YOUR INSTRUCTIONS → In the material below, identify each line bearing the word "second". Reproduce those lines.

DATA ENTRIES →
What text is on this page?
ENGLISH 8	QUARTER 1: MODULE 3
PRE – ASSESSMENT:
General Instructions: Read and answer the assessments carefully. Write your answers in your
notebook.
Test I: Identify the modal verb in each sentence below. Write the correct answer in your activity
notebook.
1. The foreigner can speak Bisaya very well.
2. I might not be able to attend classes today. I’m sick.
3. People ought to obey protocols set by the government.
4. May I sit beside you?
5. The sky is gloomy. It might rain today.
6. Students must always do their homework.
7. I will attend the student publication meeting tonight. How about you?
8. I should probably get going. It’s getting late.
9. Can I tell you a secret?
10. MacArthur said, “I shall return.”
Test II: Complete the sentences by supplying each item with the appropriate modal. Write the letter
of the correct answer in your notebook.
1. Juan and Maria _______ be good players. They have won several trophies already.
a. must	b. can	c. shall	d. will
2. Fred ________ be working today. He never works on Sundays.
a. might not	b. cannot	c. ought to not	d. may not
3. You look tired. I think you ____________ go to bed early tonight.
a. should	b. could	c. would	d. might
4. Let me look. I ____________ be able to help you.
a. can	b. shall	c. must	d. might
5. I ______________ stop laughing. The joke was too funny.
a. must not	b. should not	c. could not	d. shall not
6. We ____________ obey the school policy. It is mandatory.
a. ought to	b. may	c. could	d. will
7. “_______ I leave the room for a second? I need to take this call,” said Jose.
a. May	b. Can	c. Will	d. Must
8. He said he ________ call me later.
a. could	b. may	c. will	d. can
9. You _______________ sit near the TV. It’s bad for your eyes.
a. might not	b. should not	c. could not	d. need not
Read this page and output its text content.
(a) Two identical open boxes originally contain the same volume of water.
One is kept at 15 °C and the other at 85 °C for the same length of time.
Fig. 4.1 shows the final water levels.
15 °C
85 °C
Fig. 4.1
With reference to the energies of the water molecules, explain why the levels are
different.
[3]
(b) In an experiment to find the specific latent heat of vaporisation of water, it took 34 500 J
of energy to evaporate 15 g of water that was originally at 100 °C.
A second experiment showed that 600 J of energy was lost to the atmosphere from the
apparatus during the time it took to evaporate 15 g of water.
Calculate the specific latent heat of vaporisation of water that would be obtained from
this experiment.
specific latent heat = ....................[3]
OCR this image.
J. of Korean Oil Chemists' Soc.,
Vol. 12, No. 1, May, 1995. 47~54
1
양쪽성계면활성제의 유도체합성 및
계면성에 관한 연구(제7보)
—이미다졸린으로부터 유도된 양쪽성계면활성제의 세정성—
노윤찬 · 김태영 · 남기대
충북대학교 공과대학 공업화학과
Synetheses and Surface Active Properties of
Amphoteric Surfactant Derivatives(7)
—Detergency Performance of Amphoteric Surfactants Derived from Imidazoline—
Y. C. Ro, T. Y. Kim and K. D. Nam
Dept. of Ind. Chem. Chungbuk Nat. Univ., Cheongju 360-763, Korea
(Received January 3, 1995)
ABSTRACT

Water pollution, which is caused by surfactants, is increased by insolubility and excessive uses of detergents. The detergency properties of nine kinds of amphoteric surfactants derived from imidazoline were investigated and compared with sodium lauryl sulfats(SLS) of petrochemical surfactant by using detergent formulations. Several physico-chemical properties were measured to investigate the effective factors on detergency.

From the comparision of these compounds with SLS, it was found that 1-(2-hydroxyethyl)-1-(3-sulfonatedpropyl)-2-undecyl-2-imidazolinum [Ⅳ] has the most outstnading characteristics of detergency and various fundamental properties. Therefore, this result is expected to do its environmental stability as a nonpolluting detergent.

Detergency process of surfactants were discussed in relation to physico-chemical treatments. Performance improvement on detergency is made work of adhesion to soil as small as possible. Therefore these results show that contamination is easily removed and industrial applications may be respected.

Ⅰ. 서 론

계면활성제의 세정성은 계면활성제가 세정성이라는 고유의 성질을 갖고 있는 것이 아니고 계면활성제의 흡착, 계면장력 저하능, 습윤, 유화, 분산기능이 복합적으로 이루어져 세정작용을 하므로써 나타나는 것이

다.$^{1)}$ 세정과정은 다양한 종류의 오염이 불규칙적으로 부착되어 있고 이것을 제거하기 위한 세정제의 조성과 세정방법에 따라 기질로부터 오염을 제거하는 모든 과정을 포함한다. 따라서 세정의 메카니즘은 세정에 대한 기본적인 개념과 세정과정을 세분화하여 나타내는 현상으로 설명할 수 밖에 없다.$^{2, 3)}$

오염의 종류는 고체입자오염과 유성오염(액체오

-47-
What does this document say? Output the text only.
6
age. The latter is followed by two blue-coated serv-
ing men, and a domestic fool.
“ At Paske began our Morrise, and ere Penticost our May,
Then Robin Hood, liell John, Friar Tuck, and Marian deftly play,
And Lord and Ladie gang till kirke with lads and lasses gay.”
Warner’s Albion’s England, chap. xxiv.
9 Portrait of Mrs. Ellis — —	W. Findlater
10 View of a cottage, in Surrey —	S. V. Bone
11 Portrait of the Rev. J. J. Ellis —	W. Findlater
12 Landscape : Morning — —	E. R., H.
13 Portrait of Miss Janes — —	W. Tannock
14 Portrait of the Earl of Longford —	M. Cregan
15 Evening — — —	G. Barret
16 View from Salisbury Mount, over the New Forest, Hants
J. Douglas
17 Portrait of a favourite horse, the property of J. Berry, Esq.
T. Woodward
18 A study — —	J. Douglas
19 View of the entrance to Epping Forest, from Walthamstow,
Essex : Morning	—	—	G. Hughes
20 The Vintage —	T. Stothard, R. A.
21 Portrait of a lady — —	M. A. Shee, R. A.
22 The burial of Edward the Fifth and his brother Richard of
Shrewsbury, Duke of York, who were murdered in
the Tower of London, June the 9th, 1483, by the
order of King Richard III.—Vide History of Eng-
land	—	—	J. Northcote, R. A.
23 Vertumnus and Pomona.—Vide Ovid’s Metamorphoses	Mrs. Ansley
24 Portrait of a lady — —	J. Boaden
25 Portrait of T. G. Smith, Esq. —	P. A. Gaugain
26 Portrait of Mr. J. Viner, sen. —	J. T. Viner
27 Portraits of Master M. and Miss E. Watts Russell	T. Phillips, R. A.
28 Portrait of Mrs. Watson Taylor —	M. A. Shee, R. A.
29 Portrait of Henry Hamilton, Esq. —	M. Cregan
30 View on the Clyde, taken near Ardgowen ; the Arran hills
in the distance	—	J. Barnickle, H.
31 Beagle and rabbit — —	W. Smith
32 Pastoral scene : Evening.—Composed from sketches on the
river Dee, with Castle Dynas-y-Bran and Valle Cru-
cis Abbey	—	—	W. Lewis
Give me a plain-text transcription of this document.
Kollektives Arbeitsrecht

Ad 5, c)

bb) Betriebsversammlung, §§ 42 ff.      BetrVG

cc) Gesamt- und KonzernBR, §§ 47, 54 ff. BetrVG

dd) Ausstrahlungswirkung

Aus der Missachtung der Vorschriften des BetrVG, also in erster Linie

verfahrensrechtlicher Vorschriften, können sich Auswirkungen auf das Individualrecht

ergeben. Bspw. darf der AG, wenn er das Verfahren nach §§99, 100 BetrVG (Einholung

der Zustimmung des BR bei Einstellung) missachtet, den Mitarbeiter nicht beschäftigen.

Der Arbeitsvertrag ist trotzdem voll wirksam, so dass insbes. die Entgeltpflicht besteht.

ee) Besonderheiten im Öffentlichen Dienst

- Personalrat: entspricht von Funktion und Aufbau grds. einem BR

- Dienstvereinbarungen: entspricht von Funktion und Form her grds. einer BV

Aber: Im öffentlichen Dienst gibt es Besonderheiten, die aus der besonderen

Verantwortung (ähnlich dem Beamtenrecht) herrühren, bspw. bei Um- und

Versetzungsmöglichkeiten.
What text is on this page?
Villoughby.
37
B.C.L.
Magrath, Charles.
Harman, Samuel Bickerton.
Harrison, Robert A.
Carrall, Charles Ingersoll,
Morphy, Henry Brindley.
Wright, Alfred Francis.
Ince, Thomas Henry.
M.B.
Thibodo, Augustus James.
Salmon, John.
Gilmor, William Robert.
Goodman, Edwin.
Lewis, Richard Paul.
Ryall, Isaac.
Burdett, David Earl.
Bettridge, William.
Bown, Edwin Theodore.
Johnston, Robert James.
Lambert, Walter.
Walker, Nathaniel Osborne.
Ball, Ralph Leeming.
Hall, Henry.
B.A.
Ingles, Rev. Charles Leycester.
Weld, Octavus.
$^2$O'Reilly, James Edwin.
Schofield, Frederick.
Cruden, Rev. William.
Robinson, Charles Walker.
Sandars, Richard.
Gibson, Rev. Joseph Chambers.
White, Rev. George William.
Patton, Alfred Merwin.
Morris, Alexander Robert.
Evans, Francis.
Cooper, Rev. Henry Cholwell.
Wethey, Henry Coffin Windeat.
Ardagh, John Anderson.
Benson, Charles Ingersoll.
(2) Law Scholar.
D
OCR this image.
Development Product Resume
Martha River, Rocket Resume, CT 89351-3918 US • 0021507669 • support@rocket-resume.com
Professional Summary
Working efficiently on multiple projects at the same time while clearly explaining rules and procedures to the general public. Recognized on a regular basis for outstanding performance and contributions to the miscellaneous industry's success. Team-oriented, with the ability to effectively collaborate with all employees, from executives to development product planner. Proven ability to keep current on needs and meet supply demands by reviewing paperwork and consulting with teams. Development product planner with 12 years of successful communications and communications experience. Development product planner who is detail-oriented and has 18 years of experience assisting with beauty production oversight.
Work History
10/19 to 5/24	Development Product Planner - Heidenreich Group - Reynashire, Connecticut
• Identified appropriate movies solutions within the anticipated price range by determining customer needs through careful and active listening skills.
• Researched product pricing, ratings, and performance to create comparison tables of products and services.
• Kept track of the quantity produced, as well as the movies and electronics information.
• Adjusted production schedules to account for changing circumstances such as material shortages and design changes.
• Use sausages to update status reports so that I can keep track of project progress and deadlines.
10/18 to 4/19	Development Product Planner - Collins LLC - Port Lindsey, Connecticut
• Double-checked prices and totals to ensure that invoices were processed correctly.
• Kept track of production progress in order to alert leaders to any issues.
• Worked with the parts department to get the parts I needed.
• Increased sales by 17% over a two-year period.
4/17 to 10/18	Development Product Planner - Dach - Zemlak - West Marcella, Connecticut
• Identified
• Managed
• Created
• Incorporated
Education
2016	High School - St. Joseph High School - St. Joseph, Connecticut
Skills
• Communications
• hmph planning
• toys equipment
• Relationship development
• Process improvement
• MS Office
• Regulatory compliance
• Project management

FULL ANSWER →
7. “_______ I leave the room for a second? I need to take this call,” said Jose.
A second experiment showed that 600 J of energy was lost to the atmosphere from the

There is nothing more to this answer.